YOUR INSTRUCTIONS: The entries below should be given again exactly, minus their pictures.

RECORDS TO PROCESS:
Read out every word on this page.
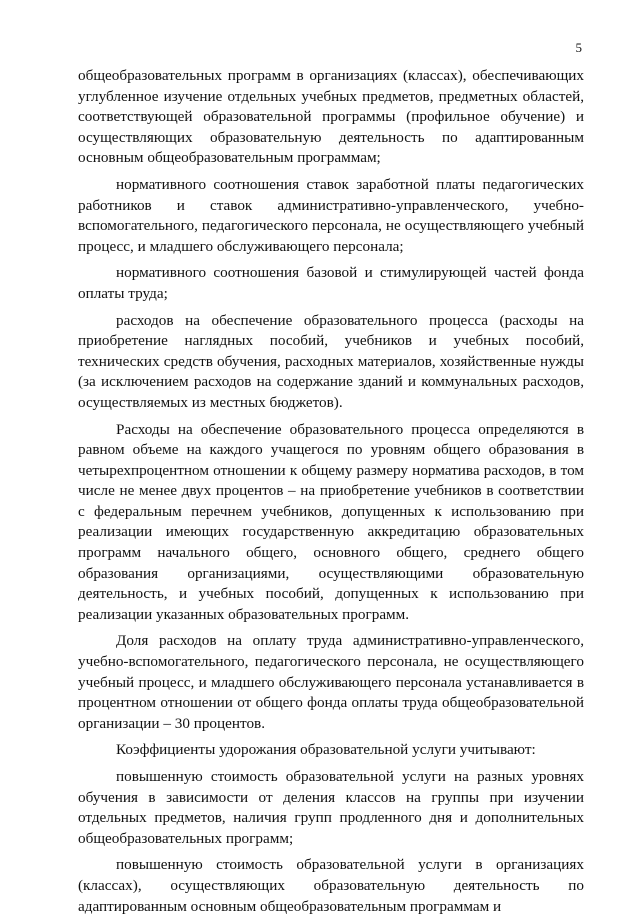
5

общеобразовательных программ в организациях (классах), обеспечивающих углубленное изучение отдельных учебных предметов, предметных областей, соответствующей образовательной программы (профильное обучение) и осуществляющих образовательную деятельность по адаптированным основным общеобразовательным программам;

нормативного соотношения ставок заработной платы педагогических работников и ставок административно-управленческого, учебно-вспомогательного, педагогического персонала, не осуществляющего учебный процесс, и младшего обслуживающего персонала;

нормативного соотношения базовой и стимулирующей частей фонда оплаты труда;

расходов на обеспечение образовательного процесса (расходы на приобретение наглядных пособий, учебников и учебных пособий, технических средств обучения, расходных материалов, хозяйственные нужды (за исключением расходов на содержание зданий и коммунальных расходов, осуществляемых из местных бюджетов).

Расходы на обеспечение образовательного процесса определяются в равном объеме на каждого учащегося по уровням общего образования в четырехпроцентном отношении к общему размеру норматива расходов, в том числе не менее двух процентов – на приобретение учебников в соответствии с федеральным перечнем учебников, допущенных к использованию при реализации имеющих государственную аккредитацию образовательных программ начального общего, основного общего, среднего общего образования организациями, осуществляющими образовательную деятельность, и учебных пособий, допущенных к использованию при реализации указанных образовательных программ.

Доля расходов на оплату труда административно-управленческого, учебно-вспомогательного, педагогического персонала, не осуществляющего учебный процесс, и младшего обслуживающего персонала устанавливается в процентном отношении от общего фонда оплаты труда общеобразовательной организации – 30 процентов.

Коэффициенты удорожания образовательной услуги учитывают:

повышенную стоимость образовательной услуги на разных уровнях обучения в зависимости от деления классов на группы при изучении отдельных предметов, наличия групп продленного дня и дополнительных общеобразовательных программ;

повышенную стоимость образовательной услуги в организациях (классах), осуществляющих образовательную деятельность по адаптированным основным общеобразовательным программам и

EXERCISE SOLUTION:
Read out every word on this page.
5

общеобразовательных программ в организациях (классах), обеспечивающих углубленное изучение отдельных учебных предметов, предметных областей, соответствующей образовательной программы (профильное обучение) и осуществляющих образовательную деятельность по адаптированным основным общеобразовательным программам;

нормативного соотношения ставок заработной платы педагогических работников и ставок административно-управленческого, учебно-вспомогательного, педагогического персонала, не осуществляющего учебный процесс, и младшего обслуживающего персонала;

нормативного соотношения базовой и стимулирующей частей фонда оплаты труда;

расходов на обеспечение образовательного процесса (расходы на приобретение наглядных пособий, учебников и учебных пособий, технических средств обучения, расходных материалов, хозяйственные нужды (за исключением расходов на содержание зданий и коммунальных расходов, осуществляемых из местных бюджетов).

Расходы на обеспечение образовательного процесса определяются в равном объеме на каждого учащегося по уровням общего образования в четырехпроцентном отношении к общему размеру норматива расходов, в том числе не менее двух процентов – на приобретение учебников в соответствии с федеральным перечнем учебников, допущенных к использованию при реализации имеющих государственную аккредитацию образовательных программ начального общего, основного общего, среднего общего образования организациями, осуществляющими образовательную деятельность, и учебных пособий, допущенных к использованию при реализации указанных образовательных программ.

Доля расходов на оплату труда административно-управленческого, учебно-вспомогательного, педагогического персонала, не осуществляющего учебный процесс, и младшего обслуживающего персонала устанавливается в процентном отношении от общего фонда оплаты труда общеобразовательной организации – 30 процентов.

Коэффициенты удорожания образовательной услуги учитывают:

повышенную стоимость образовательной услуги на разных уровнях обучения в зависимости от деления классов на группы при изучении отдельных предметов, наличия групп продленного дня и дополнительных общеобразовательных программ;

повышенную стоимость образовательной услуги в организациях (классах), осуществляющих образовательную деятельность по адаптированным основным общеобразовательным программам и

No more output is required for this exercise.